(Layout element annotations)
---
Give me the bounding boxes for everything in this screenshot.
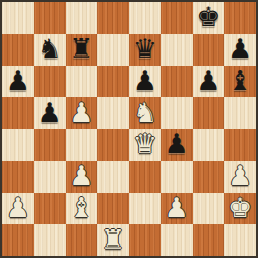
square-a1[interactable] (2, 224, 34, 256)
square-d2[interactable] (97, 193, 129, 225)
square-f6[interactable] (161, 66, 193, 98)
square-g1[interactable] (193, 224, 225, 256)
square-b6[interactable] (34, 66, 66, 98)
square-g3[interactable] (193, 161, 225, 193)
square-c4[interactable] (66, 129, 98, 161)
piece-black-pawn-a6[interactable]: ♟ (6, 67, 30, 94)
square-h6[interactable]: ♝ (224, 66, 256, 98)
piece-white-king-h2[interactable]: ♚ (228, 194, 252, 221)
square-a5[interactable] (2, 97, 34, 129)
square-b3[interactable] (34, 161, 66, 193)
square-c3[interactable]: ♟ (66, 161, 98, 193)
square-h4[interactable] (224, 129, 256, 161)
square-b7[interactable]: ♞ (34, 34, 66, 66)
square-b2[interactable] (34, 193, 66, 225)
square-a6[interactable]: ♟ (2, 66, 34, 98)
square-d6[interactable] (97, 66, 129, 98)
square-a3[interactable] (2, 161, 34, 193)
piece-black-pawn-f4[interactable]: ♟ (165, 130, 189, 157)
piece-white-pawn-a2[interactable]: ♟ (6, 194, 30, 221)
square-g7[interactable] (193, 34, 225, 66)
piece-black-queen-e7[interactable]: ♛ (133, 35, 157, 62)
piece-white-queen-e4[interactable]: ♛ (133, 130, 157, 157)
square-g4[interactable] (193, 129, 225, 161)
piece-black-rook-c7[interactable]: ♜ (69, 35, 93, 62)
square-f4[interactable]: ♟ (161, 129, 193, 161)
piece-white-bishop-c2[interactable]: ♝ (69, 194, 93, 221)
square-f7[interactable] (161, 34, 193, 66)
square-e3[interactable] (129, 161, 161, 193)
square-a4[interactable] (2, 129, 34, 161)
square-e6[interactable]: ♟ (129, 66, 161, 98)
square-f5[interactable] (161, 97, 193, 129)
square-h5[interactable] (224, 97, 256, 129)
piece-white-rook-d1[interactable]: ♜ (101, 226, 125, 253)
square-d5[interactable] (97, 97, 129, 129)
square-f2[interactable]: ♟ (161, 193, 193, 225)
piece-white-pawn-f2[interactable]: ♟ (165, 194, 189, 221)
square-b1[interactable] (34, 224, 66, 256)
piece-black-pawn-h7[interactable]: ♟ (228, 35, 252, 62)
chess-board: ♚♞♜♛♟♟♟♟♝♟♟♞♛♟♟♟♟♝♟♚♜ (2, 2, 256, 256)
square-e5[interactable]: ♞ (129, 97, 161, 129)
piece-black-pawn-b5[interactable]: ♟ (38, 99, 62, 126)
square-h2[interactable]: ♚ (224, 193, 256, 225)
square-c6[interactable] (66, 66, 98, 98)
square-e8[interactable] (129, 2, 161, 34)
piece-white-knight-e5[interactable]: ♞ (133, 99, 157, 126)
square-d7[interactable] (97, 34, 129, 66)
square-d1[interactable]: ♜ (97, 224, 129, 256)
square-g6[interactable]: ♟ (193, 66, 225, 98)
square-c1[interactable] (66, 224, 98, 256)
square-g2[interactable] (193, 193, 225, 225)
piece-black-knight-b7[interactable]: ♞ (38, 35, 62, 62)
square-d3[interactable] (97, 161, 129, 193)
square-c2[interactable]: ♝ (66, 193, 98, 225)
square-c5[interactable]: ♟ (66, 97, 98, 129)
piece-white-pawn-c5[interactable]: ♟ (69, 99, 93, 126)
square-h8[interactable] (224, 2, 256, 34)
square-e2[interactable] (129, 193, 161, 225)
square-b4[interactable] (34, 129, 66, 161)
square-a7[interactable] (2, 34, 34, 66)
piece-white-pawn-c3[interactable]: ♟ (69, 162, 93, 189)
square-e4[interactable]: ♛ (129, 129, 161, 161)
square-c8[interactable] (66, 2, 98, 34)
square-e7[interactable]: ♛ (129, 34, 161, 66)
square-c7[interactable]: ♜ (66, 34, 98, 66)
piece-black-pawn-g6[interactable]: ♟ (196, 67, 220, 94)
square-h3[interactable]: ♟ (224, 161, 256, 193)
square-e1[interactable] (129, 224, 161, 256)
square-a8[interactable] (2, 2, 34, 34)
piece-black-bishop-h6[interactable]: ♝ (228, 67, 252, 94)
square-d4[interactable] (97, 129, 129, 161)
piece-black-pawn-e6[interactable]: ♟ (133, 67, 157, 94)
square-b8[interactable] (34, 2, 66, 34)
piece-black-king-g8[interactable]: ♚ (196, 3, 220, 30)
square-h7[interactable]: ♟ (224, 34, 256, 66)
square-g5[interactable] (193, 97, 225, 129)
square-b5[interactable]: ♟ (34, 97, 66, 129)
square-a2[interactable]: ♟ (2, 193, 34, 225)
square-d8[interactable] (97, 2, 129, 34)
piece-white-pawn-h3[interactable]: ♟ (228, 162, 252, 189)
square-f3[interactable] (161, 161, 193, 193)
square-h1[interactable] (224, 224, 256, 256)
chessboard-frame: ♚♞♜♛♟♟♟♟♝♟♟♞♛♟♟♟♟♝♟♚♜ (0, 0, 258, 258)
square-f8[interactable] (161, 2, 193, 34)
square-f1[interactable] (161, 224, 193, 256)
square-g8[interactable]: ♚ (193, 2, 225, 34)
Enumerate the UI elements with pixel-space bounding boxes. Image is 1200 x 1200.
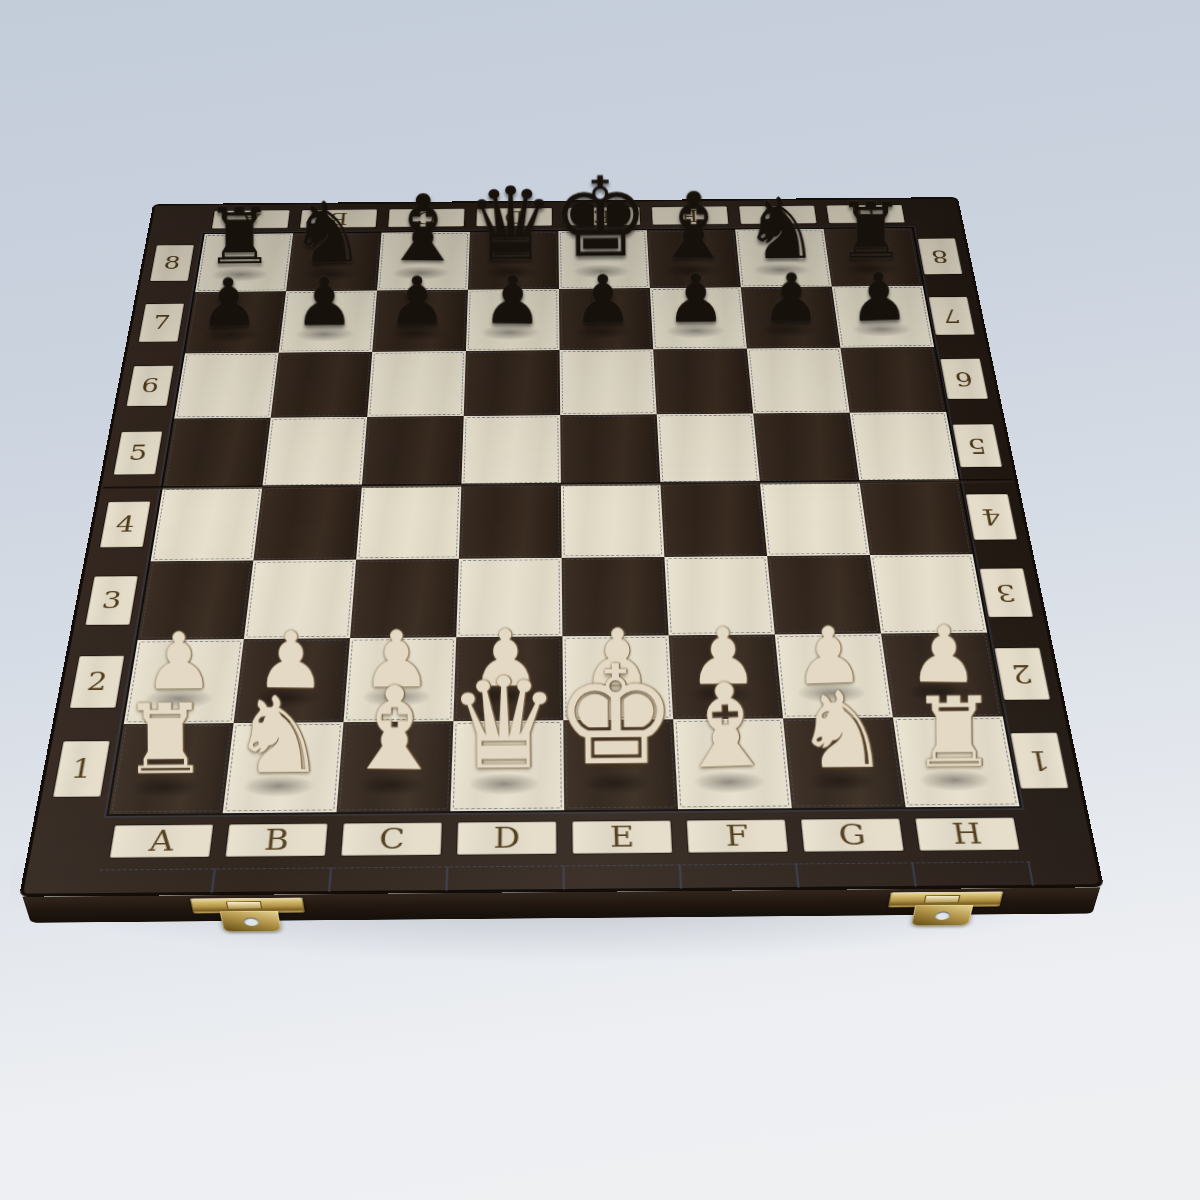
square-d8[interactable] (468, 231, 559, 290)
square-h8[interactable] (824, 228, 923, 287)
piece-white-bishop[interactable]: ♝ (670, 716, 788, 807)
square-a5[interactable] (163, 418, 271, 488)
square-a6[interactable] (174, 353, 278, 419)
square-d6[interactable] (464, 350, 560, 416)
square-g8[interactable] (735, 229, 832, 288)
piece-glyph: ♝ (342, 675, 446, 785)
piece-glyph: ♜ (122, 694, 210, 787)
square-d7[interactable] (466, 289, 560, 351)
square-c8[interactable] (377, 232, 470, 291)
square-b6[interactable] (271, 352, 373, 418)
piece-glyph: ♛ (447, 663, 561, 784)
square-b5[interactable] (262, 417, 367, 487)
piece-glyph: ♝ (672, 671, 779, 784)
square-c5[interactable] (362, 416, 464, 486)
chessboard: ABCDEFGH ABCDEFGH 87654321 87654321 ♜♞♝♛… (19, 197, 1104, 897)
square-f6[interactable] (653, 349, 753, 415)
piece-white-king[interactable]: ♚ (560, 717, 674, 808)
square-h7[interactable] (832, 286, 934, 348)
square-f8[interactable] (647, 230, 741, 289)
clasp-hole-icon (243, 918, 260, 926)
square-e8[interactable] (558, 230, 650, 289)
square-c6[interactable] (367, 351, 466, 417)
square-f7[interactable] (650, 287, 747, 349)
piece-glyph: ♜ (911, 687, 999, 780)
square-e6[interactable] (560, 349, 657, 415)
square-a7[interactable] (185, 291, 286, 353)
square-g7[interactable] (741, 287, 841, 349)
square-b7[interactable] (279, 290, 377, 352)
square-e5[interactable] (560, 414, 660, 484)
clasp-left (190, 898, 309, 938)
photo-scene: ABCDEFGH ABCDEFGH 87654321 87654321 ♜♞♝♛… (0, 0, 1200, 1200)
square-h6[interactable] (840, 347, 946, 413)
piece-white-rook[interactable]: ♜ (106, 721, 231, 812)
square-g5[interactable] (753, 413, 859, 483)
square-f5[interactable] (657, 413, 760, 483)
piece-glyph: ♞ (230, 685, 326, 786)
square-e7[interactable] (559, 288, 653, 350)
piece-white-knight[interactable]: ♞ (779, 715, 901, 806)
piece-white-bishop[interactable]: ♝ (333, 719, 450, 810)
square-c7[interactable] (372, 290, 468, 352)
square-a8[interactable] (195, 233, 293, 292)
square-h5[interactable] (850, 412, 959, 482)
piece-glyph: ♞ (794, 680, 890, 781)
square-d5[interactable] (461, 415, 561, 485)
square-b8[interactable] (286, 233, 381, 292)
clasp-right (884, 891, 1004, 931)
piece-glyph: ♚ (554, 651, 678, 783)
piece-white-rook[interactable]: ♜ (889, 714, 1015, 805)
piece-white-queen[interactable]: ♛ (447, 718, 561, 809)
piece-white-knight[interactable]: ♞ (220, 720, 341, 811)
square-g6[interactable] (747, 348, 850, 414)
---
Transcribe without alteration every line of the material above from the line containing "square-d8[interactable] (468, 231, 559, 290)" down to the line containing "square-b6[interactable] (271, 352, 373, 418)", including both of those lines.

square-d8[interactable] (468, 231, 559, 290)
square-h8[interactable] (824, 228, 923, 287)
piece-white-bishop[interactable]: ♝ (670, 716, 788, 807)
square-a5[interactable] (163, 418, 271, 488)
square-a6[interactable] (174, 353, 278, 419)
square-d6[interactable] (464, 350, 560, 416)
square-g8[interactable] (735, 229, 832, 288)
piece-glyph: ♝ (342, 675, 446, 785)
piece-glyph: ♜ (122, 694, 210, 787)
square-d7[interactable] (466, 289, 560, 351)
square-c8[interactable] (377, 232, 470, 291)
square-b6[interactable] (271, 352, 373, 418)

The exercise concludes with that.